## TASK TO CARRY OUT:
Each entry must be returned exactly. None may be omitted.

START DATA

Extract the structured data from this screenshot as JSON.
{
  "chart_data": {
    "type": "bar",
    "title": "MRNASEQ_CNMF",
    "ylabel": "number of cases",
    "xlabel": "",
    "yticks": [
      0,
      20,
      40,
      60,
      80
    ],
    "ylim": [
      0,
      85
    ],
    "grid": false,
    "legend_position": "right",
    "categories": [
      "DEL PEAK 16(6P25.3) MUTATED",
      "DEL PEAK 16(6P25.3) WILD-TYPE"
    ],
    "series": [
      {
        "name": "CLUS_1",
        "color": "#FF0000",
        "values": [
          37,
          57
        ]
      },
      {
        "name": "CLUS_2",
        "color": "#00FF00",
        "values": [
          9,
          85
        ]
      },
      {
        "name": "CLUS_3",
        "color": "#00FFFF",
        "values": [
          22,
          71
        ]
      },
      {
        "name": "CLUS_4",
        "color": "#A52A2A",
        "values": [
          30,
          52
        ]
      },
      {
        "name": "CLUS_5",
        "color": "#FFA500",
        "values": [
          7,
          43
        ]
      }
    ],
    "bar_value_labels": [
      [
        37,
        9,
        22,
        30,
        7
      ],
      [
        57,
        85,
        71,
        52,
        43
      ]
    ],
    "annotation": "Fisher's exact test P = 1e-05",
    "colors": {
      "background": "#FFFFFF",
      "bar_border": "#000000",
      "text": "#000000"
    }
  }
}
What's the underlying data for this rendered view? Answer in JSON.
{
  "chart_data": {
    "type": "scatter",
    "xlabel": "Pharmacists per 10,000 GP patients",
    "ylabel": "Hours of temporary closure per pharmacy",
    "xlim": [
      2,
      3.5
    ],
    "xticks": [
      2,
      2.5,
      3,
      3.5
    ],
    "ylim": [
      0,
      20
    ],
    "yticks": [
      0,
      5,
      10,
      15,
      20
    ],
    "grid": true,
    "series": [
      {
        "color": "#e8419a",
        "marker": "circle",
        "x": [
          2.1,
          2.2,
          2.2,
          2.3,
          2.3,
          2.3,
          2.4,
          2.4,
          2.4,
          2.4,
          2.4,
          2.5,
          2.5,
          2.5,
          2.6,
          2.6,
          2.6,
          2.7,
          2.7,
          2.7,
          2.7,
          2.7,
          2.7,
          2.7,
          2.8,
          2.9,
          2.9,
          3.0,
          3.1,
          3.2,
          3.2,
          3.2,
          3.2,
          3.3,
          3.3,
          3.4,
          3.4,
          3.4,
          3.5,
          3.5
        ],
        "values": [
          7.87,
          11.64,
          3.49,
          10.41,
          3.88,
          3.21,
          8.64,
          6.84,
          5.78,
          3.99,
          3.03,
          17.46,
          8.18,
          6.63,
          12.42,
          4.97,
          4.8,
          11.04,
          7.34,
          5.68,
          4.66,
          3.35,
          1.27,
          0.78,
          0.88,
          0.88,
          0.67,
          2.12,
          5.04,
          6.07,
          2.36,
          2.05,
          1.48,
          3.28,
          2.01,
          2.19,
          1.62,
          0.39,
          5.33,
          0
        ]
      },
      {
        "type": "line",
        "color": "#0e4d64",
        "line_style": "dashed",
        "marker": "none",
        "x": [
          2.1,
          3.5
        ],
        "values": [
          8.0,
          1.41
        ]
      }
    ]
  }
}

END DATA

## OUTPUT FOR THIS EXERCISE:
Extract the structured data from this screenshot as JSON.
{
  "chart_data": {
    "type": "bar",
    "title": "MRNASEQ_CNMF",
    "ylabel": "number of cases",
    "xlabel": "",
    "yticks": [
      0,
      20,
      40,
      60,
      80
    ],
    "ylim": [
      0,
      85
    ],
    "grid": false,
    "legend_position": "right",
    "categories": [
      "DEL PEAK 16(6P25.3) MUTATED",
      "DEL PEAK 16(6P25.3) WILD-TYPE"
    ],
    "series": [
      {
        "name": "CLUS_1",
        "color": "#FF0000",
        "values": [
          37,
          57
        ]
      },
      {
        "name": "CLUS_2",
        "color": "#00FF00",
        "values": [
          9,
          85
        ]
      },
      {
        "name": "CLUS_3",
        "color": "#00FFFF",
        "values": [
          22,
          71
        ]
      },
      {
        "name": "CLUS_4",
        "color": "#A52A2A",
        "values": [
          30,
          52
        ]
      },
      {
        "name": "CLUS_5",
        "color": "#FFA500",
        "values": [
          7,
          43
        ]
      }
    ],
    "bar_value_labels": [
      [
        37,
        9,
        22,
        30,
        7
      ],
      [
        57,
        85,
        71,
        52,
        43
      ]
    ],
    "annotation": "Fisher's exact test P = 1e-05",
    "colors": {
      "background": "#FFFFFF",
      "bar_border": "#000000",
      "text": "#000000"
    }
  }
}
What's the underlying data for this rendered view? Answer in JSON.
{
  "chart_data": {
    "type": "scatter",
    "xlabel": "Pharmacists per 10,000 GP patients",
    "ylabel": "Hours of temporary closure per pharmacy",
    "xlim": [
      2,
      3.5
    ],
    "xticks": [
      2,
      2.5,
      3,
      3.5
    ],
    "ylim": [
      0,
      20
    ],
    "yticks": [
      0,
      5,
      10,
      15,
      20
    ],
    "grid": true,
    "series": [
      {
        "color": "#e8419a",
        "marker": "circle",
        "x": [
          2.1,
          2.2,
          2.2,
          2.3,
          2.3,
          2.3,
          2.4,
          2.4,
          2.4,
          2.4,
          2.4,
          2.5,
          2.5,
          2.5,
          2.6,
          2.6,
          2.6,
          2.7,
          2.7,
          2.7,
          2.7,
          2.7,
          2.7,
          2.7,
          2.8,
          2.9,
          2.9,
          3.0,
          3.1,
          3.2,
          3.2,
          3.2,
          3.2,
          3.3,
          3.3,
          3.4,
          3.4,
          3.4,
          3.5,
          3.5
        ],
        "values": [
          7.87,
          11.64,
          3.49,
          10.41,
          3.88,
          3.21,
          8.64,
          6.84,
          5.78,
          3.99,
          3.03,
          17.46,
          8.18,
          6.63,
          12.42,
          4.97,
          4.8,
          11.04,
          7.34,
          5.68,
          4.66,
          3.35,
          1.27,
          0.78,
          0.88,
          0.88,
          0.67,
          2.12,
          5.04,
          6.07,
          2.36,
          2.05,
          1.48,
          3.28,
          2.01,
          2.19,
          1.62,
          0.39,
          5.33,
          0
        ]
      },
      {
        "type": "line",
        "color": "#0e4d64",
        "line_style": "dashed",
        "marker": "none",
        "x": [
          2.1,
          3.5
        ],
        "values": [
          8.0,
          1.41
        ]
      }
    ]
  }
}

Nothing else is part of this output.